* **EXERCISE TEXT**
»»

If you want it back, all you have to do is add another open bold tag... I thought it might have been an analogy for the boldness of the font.
P.S. OMG, I just realized you meant the unclosed bold tag in the DESCRIPTION. When I am logged in, the html doesn’t actually load in the description, so I never noticed my mistake. ¡
I was wondering: What is the big word in the sample? The hidden one in the background.
…ndglo…
Handglove?!
i got nothing to say,that hasn't already been said. wonderful
Bravo I love this font
But I have to suggest to change the N back to the original form. the current slant is way too thin.
Still, I largely agree. That capital form of N (from И) failed to mesh well, especially with the legacy lowercasey M. I tried a few capital forms of N and M upon first building the font, and, if I remember correctly, the lack of stackable composites at the time ensured it to be a fools errand.
So I felt like I was taking the easy way out for M/N, no matter how well it fits the style. I still believe there are more polished solutions possible – likely they involve reversing, or at least balancing, the extreme stroke contrast that BZ points out.
Stay tuned, and keep those eyes peeled! 8 )
I liked your boxing analogy enough to make the humorous sample to point out, yes indeed angular “M” is a scrappy contender. But what a contender! ;)
Thanks for all the creative input, my friend. I have been away from my computer, celebrating my mom’s birthday, so it’s taken me a minute to see these images. They are awesome.
Especially, the last round (my favorite is the very last M), you show how a few subtle tweaks to the fontmortar’s output can make all the difference between a successful glyph, in the scheme of things, and a close-but-no-cigar failure. Your trapping refinements demonstrate the visual balance I wanted but could not attain; greater still is the harmony achieved by a slightly wider M. Hmm, maybe I can get pretty close to that character width with the composites on hand. I think I tried that approach and ruled it out for some reason or another. You show it is the correct approach.
I agree with you assessment of the Y. It was one of the revisions I imagined myself getting around to at some point.

««

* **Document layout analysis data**
»»

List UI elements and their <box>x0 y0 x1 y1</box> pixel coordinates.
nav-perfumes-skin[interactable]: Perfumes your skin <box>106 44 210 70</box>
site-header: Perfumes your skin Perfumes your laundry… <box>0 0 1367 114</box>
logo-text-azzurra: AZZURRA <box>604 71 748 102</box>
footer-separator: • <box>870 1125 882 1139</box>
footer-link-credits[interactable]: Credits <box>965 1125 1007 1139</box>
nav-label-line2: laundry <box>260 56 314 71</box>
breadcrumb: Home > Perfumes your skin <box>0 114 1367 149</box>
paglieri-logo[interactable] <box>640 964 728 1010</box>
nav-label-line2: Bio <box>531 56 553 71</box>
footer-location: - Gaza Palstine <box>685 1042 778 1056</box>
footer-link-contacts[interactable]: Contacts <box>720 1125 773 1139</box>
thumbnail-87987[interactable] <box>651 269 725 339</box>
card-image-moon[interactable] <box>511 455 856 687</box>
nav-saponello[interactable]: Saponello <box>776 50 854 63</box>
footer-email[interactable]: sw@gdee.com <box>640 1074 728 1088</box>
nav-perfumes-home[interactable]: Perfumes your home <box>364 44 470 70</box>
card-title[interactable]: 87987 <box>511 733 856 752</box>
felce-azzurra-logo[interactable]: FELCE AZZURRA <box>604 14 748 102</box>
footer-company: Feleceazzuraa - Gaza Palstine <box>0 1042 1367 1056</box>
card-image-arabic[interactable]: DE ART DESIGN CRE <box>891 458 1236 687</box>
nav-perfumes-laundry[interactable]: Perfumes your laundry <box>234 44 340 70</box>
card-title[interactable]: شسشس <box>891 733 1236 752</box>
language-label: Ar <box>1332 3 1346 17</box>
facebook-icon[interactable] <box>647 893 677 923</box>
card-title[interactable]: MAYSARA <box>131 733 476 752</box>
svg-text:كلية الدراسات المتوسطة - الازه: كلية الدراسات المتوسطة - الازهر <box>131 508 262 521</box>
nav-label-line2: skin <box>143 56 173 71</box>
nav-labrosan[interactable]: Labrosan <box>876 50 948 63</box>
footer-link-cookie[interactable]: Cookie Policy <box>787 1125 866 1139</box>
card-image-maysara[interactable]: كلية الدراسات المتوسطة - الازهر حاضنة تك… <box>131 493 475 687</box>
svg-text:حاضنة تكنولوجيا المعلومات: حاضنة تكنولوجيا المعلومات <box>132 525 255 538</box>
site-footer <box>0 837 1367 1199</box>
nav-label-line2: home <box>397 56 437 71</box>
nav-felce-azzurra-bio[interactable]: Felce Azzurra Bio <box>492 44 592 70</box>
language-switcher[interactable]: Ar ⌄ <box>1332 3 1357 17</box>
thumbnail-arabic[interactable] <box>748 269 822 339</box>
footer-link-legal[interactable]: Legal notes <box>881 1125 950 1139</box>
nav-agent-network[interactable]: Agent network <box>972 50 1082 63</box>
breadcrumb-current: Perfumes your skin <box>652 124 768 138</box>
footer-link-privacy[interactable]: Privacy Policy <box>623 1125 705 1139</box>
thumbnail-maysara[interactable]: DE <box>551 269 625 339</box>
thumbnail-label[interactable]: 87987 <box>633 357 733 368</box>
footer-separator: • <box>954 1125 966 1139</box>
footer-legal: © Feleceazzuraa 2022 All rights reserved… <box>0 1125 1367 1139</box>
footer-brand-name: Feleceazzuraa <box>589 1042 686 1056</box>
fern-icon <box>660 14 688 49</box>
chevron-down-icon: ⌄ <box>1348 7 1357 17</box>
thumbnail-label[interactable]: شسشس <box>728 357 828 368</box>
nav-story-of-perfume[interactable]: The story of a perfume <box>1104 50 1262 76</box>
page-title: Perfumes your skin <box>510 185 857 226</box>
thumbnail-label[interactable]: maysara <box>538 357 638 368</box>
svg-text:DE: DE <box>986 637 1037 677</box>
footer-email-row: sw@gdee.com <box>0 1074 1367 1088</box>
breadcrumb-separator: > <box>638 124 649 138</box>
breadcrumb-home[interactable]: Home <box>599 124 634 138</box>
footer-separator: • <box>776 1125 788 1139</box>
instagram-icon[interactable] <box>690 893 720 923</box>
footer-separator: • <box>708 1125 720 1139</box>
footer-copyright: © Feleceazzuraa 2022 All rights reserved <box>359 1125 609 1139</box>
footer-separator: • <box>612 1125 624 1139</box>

««

Extend the font discussion past its final sentence. The records play no part in this exercise.

Testing the limits of the strictly brick-based system is interesting enough. But you teach me again that the deal is taking these modular fontstructions and deriving real fonts by making necessary optical corrections (and adding vastly needed kerning pairs and letter-width adjustments). Thanks again for encouraging me.
Now I just need to fix the X11 install on my system and get FontLab up and running! :)
I find I design in Fontstruct, then tweak the results in FontLab & Illustrator. It certainly stops all the headaches and frustrations. Ultimately is ensures a much more satisfying professional and usable end product.
It is possible to make the M wider on Fontstruct, as I tried it three days ago. However the kerning was off balance, and Fontlab came a calling.
I have designed several fonts this way, and am building quite a library. All ready to send to Font Houses in the hope of selling a few of them, the remainder will go on MyFonts.
You are very skilled and creative, but seem less financially driven than I am.
I hope my comments will change this, and lead you up the path of perfect font making, with a full family of weights, being used internationally, and with some financial reward to pay for your hobby....... and also a decent Font editing software program. :-)
You are not alone in offering me this advice. My girlfriend says the same thing. :-)
Though she uses the word “obsession” in place of “hobby.” ;-)
Seriously, thanks for recognizing my talents and encouraging me to properly realize them.